(Dataset entries)
========

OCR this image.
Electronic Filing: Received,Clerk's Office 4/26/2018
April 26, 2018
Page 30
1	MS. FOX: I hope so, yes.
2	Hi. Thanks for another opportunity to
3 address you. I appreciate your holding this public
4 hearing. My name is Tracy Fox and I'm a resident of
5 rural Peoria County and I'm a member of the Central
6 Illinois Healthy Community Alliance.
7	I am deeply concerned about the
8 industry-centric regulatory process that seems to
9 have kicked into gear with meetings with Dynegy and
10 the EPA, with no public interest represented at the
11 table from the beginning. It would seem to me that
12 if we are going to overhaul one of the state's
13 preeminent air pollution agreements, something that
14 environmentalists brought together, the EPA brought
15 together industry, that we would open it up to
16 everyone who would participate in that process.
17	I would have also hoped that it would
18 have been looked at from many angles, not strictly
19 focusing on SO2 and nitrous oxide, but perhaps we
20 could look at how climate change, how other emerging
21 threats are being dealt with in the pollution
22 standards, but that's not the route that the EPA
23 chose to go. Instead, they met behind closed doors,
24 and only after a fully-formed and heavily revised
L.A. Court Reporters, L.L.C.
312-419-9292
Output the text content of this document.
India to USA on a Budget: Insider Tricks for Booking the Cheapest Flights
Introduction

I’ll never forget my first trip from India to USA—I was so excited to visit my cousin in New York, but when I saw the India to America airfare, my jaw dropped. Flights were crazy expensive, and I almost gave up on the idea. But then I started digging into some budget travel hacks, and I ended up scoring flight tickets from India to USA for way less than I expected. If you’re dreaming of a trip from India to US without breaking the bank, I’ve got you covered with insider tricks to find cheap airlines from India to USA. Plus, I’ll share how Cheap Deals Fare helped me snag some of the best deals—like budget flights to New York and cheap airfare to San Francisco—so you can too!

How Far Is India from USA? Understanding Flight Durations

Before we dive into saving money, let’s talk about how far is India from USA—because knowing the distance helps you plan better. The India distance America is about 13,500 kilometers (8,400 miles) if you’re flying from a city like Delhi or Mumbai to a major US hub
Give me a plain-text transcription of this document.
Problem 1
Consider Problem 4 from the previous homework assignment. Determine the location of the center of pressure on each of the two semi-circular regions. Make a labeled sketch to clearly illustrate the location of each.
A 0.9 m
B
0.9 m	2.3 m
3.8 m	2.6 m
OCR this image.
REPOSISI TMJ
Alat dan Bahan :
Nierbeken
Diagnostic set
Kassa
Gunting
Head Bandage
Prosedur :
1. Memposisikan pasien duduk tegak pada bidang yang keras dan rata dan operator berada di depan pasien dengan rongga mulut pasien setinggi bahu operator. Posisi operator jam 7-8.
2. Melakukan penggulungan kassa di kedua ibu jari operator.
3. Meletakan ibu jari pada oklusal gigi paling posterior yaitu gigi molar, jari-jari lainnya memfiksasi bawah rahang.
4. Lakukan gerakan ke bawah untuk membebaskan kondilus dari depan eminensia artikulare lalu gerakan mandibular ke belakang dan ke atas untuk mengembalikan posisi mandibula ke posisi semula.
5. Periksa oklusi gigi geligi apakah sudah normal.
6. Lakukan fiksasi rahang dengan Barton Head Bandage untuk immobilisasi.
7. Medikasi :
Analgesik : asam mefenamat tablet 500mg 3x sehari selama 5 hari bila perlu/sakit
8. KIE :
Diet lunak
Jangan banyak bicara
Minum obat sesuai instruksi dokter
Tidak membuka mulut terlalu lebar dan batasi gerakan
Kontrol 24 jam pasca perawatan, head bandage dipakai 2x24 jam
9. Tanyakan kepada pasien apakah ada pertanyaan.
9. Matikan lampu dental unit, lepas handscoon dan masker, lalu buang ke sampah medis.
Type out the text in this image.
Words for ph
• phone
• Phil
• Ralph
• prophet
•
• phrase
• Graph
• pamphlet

========

Every line of the data above should be reproduced word for word.

Response for this exercise:
OCR this image.
Electronic Filing: Received,Clerk's Office 4/26/2018
April 26, 2018
Page 30
1	MS. FOX: I hope so, yes.
2	Hi. Thanks for another opportunity to
3 address you. I appreciate your holding this public
4 hearing. My name is Tracy Fox and I'm a resident of
5 rural Peoria County and I'm a member of the Central
6 Illinois Healthy Community Alliance.
7	I am deeply concerned about the
8 industry-centric regulatory process that seems to
9 have kicked into gear with meetings with Dynegy and
10 the EPA, with no public interest represented at the
11 table from the beginning. It would seem to me that
12 if we are going to overhaul one of the state's
13 preeminent air pollution agreements, something that
14 environmentalists brought together, the EPA brought
15 together industry, that we would open it up to
16 everyone who would participate in that process.
17	I would have also hoped that it would
18 have been looked at from many angles, not strictly
19 focusing on SO2 and nitrous oxide, but perhaps we
20 could look at how climate change, how other emerging
21 threats are being dealt with in the pollution
22 standards, but that's not the route that the EPA
23 chose to go. Instead, they met behind closed doors,
24 and only after a fully-formed and heavily revised
L.A. Court Reporters, L.L.C.
312-419-9292
Output the text content of this document.
India to USA on a Budget: Insider Tricks for Booking the Cheapest Flights
Introduction

I’ll never forget my first trip from India to USA—I was so excited to visit my cousin in New York, but when I saw the India to America airfare, my jaw dropped. Flights were crazy expensive, and I almost gave up on the idea. But then I started digging into some budget travel hacks, and I ended up scoring flight tickets from India to USA for way less than I expected. If you’re dreaming of a trip from India to US without breaking the bank, I’ve got you covered with insider tricks to find cheap airlines from India to USA. Plus, I’ll share how Cheap Deals Fare helped me snag some of the best deals—like budget flights to New York and cheap airfare to San Francisco—so you can too!

How Far Is India from USA? Understanding Flight Durations

Before we dive into saving money, let’s talk about how far is India from USA—because knowing the distance helps you plan better. The India distance America is about 13,500 kilometers (8,400 miles) if you’re flying from a city like Delhi or Mumbai to a major US hub
Give me a plain-text transcription of this document.
Problem 1
Consider Problem 4 from the previous homework assignment. Determine the location of the center of pressure on each of the two semi-circular regions. Make a labeled sketch to clearly illustrate the location of each.
A 0.9 m
B
0.9 m	2.3 m
3.8 m	2.6 m
OCR this image.
REPOSISI TMJ
Alat dan Bahan :
Nierbeken
Diagnostic set
Kassa
Gunting
Head Bandage
Prosedur :
1. Memposisikan pasien duduk tegak pada bidang yang keras dan rata dan operator berada di depan pasien dengan rongga mulut pasien setinggi bahu operator. Posisi operator jam 7-8.
2. Melakukan penggulungan kassa di kedua ibu jari operator.
3. Meletakan ibu jari pada oklusal gigi paling posterior yaitu gigi molar, jari-jari lainnya memfiksasi bawah rahang.
4. Lakukan gerakan ke bawah untuk membebaskan kondilus dari depan eminensia artikulare lalu gerakan mandibular ke belakang dan ke atas untuk mengembalikan posisi mandibula ke posisi semula.
5. Periksa oklusi gigi geligi apakah sudah normal.
6. Lakukan fiksasi rahang dengan Barton Head Bandage untuk immobilisasi.
7. Medikasi :
Analgesik : asam mefenamat tablet 500mg 3x sehari selama 5 hari bila perlu/sakit
8. KIE :
Diet lunak
Jangan banyak bicara
Minum obat sesuai instruksi dokter
Tidak membuka mulut terlalu lebar dan batasi gerakan
Kontrol 24 jam pasca perawatan, head bandage dipakai 2x24 jam
9. Tanyakan kepada pasien apakah ada pertanyaan.
9. Matikan lampu dental unit, lepas handscoon dan masker, lalu buang ke sampah medis.
Type out the text in this image.
Words for ph
• phone
• Phil
• Ralph
• prophet
•
• phrase
• Graph
• pamphlet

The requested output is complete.